>> START Records to use
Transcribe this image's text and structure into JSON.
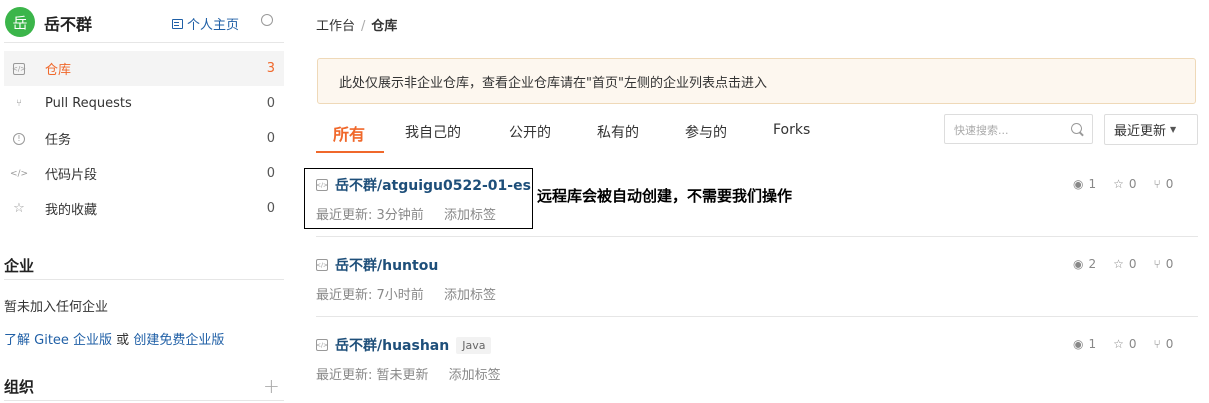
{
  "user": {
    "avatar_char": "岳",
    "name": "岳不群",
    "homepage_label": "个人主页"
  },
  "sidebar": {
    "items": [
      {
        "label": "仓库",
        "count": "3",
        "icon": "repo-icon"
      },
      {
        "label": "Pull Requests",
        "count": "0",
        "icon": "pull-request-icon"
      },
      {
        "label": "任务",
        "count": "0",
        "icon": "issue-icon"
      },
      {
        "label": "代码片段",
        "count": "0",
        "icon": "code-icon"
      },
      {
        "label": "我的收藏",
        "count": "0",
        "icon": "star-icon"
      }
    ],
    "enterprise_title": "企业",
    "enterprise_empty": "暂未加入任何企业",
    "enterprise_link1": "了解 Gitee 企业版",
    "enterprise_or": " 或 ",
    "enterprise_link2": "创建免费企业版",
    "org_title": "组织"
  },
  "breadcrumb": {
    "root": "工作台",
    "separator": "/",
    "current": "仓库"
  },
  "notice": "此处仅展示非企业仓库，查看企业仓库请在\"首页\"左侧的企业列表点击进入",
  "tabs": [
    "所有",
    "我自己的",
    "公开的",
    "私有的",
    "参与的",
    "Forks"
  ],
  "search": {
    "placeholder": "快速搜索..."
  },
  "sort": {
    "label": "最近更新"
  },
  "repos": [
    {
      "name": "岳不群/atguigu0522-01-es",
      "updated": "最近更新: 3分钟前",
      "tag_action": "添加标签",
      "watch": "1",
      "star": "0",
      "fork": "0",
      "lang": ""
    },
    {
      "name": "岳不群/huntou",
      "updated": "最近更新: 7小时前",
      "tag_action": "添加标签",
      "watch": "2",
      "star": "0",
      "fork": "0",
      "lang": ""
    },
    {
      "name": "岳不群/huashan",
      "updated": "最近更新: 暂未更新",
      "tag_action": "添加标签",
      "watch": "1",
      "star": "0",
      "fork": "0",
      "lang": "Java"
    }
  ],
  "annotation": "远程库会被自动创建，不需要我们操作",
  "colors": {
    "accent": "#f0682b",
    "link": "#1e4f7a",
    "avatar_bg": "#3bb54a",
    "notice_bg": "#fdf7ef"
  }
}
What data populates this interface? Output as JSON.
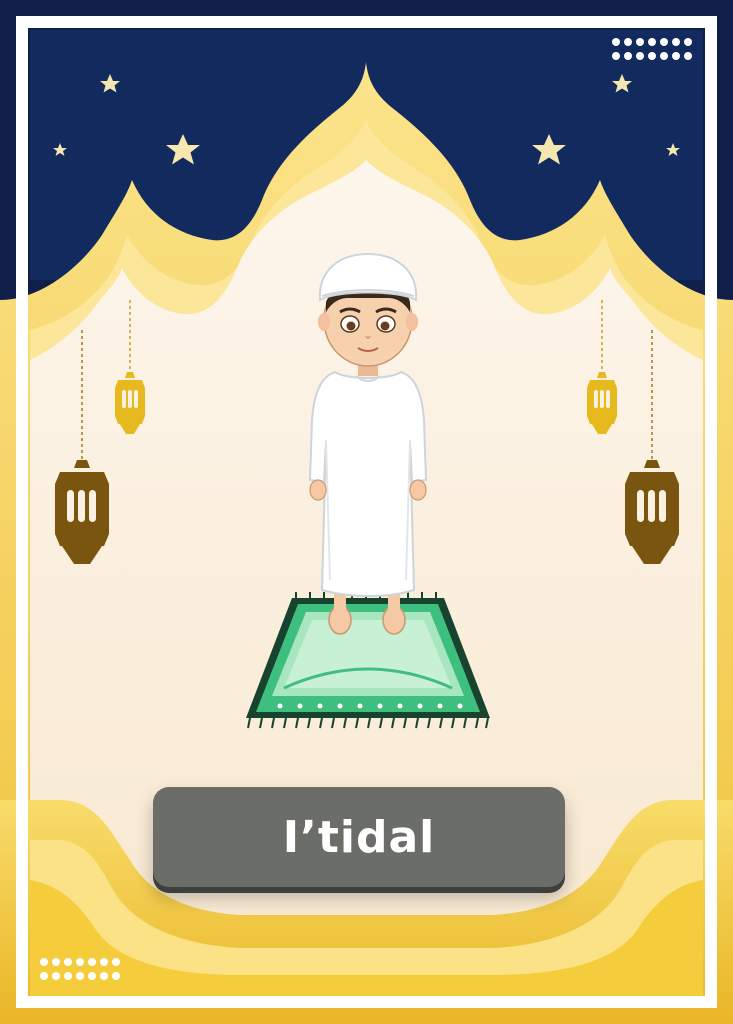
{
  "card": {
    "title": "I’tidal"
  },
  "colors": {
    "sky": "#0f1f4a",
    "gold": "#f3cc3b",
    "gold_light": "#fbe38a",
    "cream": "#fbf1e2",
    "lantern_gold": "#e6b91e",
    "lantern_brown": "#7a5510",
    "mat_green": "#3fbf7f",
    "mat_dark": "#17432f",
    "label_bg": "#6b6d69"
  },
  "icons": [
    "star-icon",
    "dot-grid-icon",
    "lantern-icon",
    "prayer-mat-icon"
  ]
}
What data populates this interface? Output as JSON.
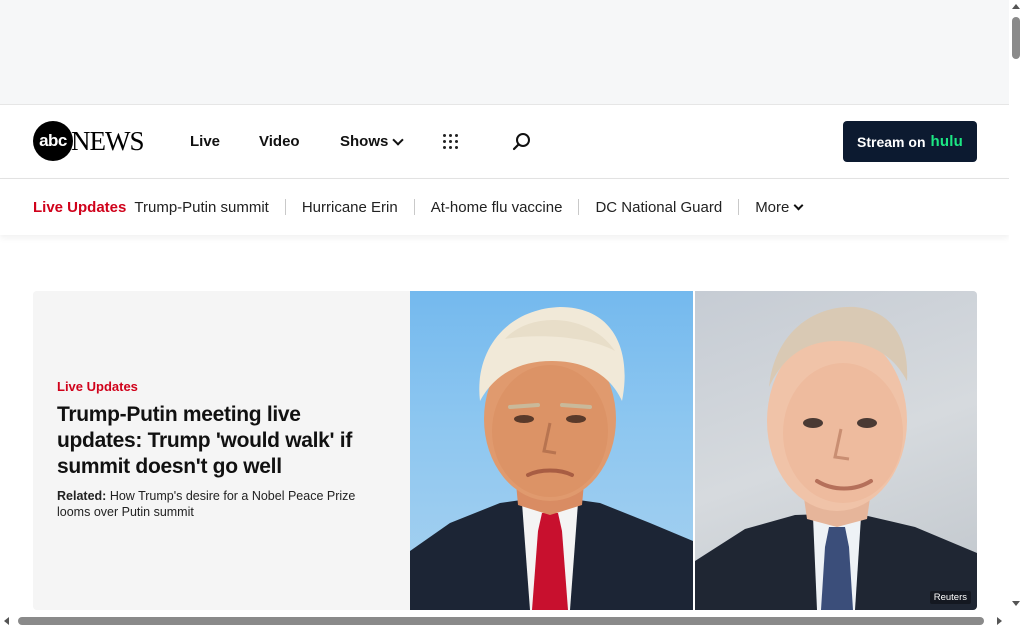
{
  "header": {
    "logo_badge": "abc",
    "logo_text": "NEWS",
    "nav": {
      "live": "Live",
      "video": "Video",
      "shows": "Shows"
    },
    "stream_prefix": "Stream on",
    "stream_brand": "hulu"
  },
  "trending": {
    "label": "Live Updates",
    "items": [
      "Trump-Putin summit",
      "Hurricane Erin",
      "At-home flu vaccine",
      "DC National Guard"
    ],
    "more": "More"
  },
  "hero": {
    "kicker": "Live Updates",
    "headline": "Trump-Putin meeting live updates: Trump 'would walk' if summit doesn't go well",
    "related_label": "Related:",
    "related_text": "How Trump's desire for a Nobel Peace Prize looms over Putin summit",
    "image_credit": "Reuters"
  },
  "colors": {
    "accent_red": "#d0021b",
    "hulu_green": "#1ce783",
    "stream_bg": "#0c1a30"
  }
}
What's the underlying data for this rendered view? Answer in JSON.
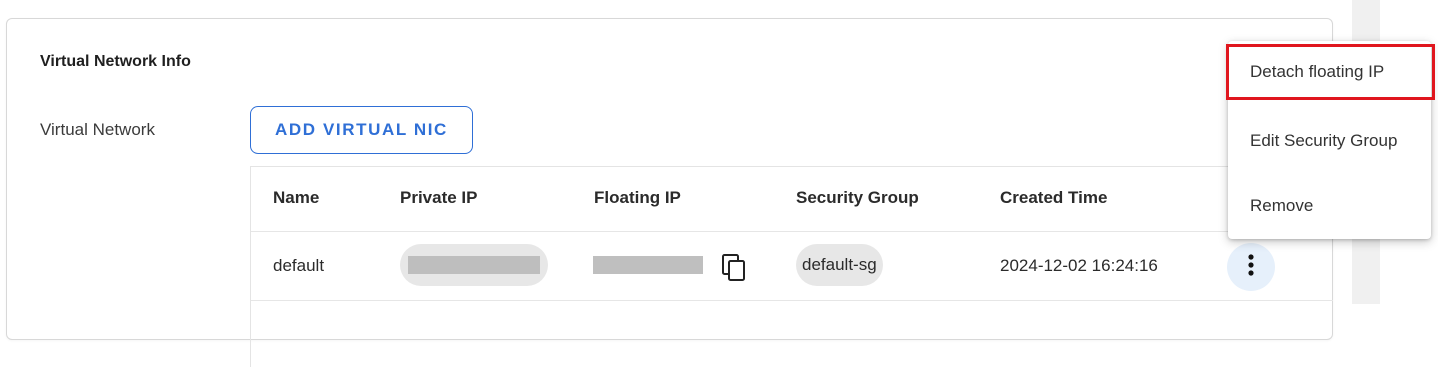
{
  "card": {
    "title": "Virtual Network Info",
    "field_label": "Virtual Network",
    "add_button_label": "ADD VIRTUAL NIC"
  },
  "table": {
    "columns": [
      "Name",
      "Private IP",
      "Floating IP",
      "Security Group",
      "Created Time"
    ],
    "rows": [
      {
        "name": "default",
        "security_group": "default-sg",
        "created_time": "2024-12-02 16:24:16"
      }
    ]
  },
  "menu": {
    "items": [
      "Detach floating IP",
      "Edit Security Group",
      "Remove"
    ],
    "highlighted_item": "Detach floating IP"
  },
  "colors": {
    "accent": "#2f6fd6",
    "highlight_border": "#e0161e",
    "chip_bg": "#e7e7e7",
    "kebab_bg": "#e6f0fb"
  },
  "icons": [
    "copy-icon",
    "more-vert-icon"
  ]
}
>> END Records to use
## Job
Work out how many lines in the records above contain the word "default", and give only that number.

## Result below
2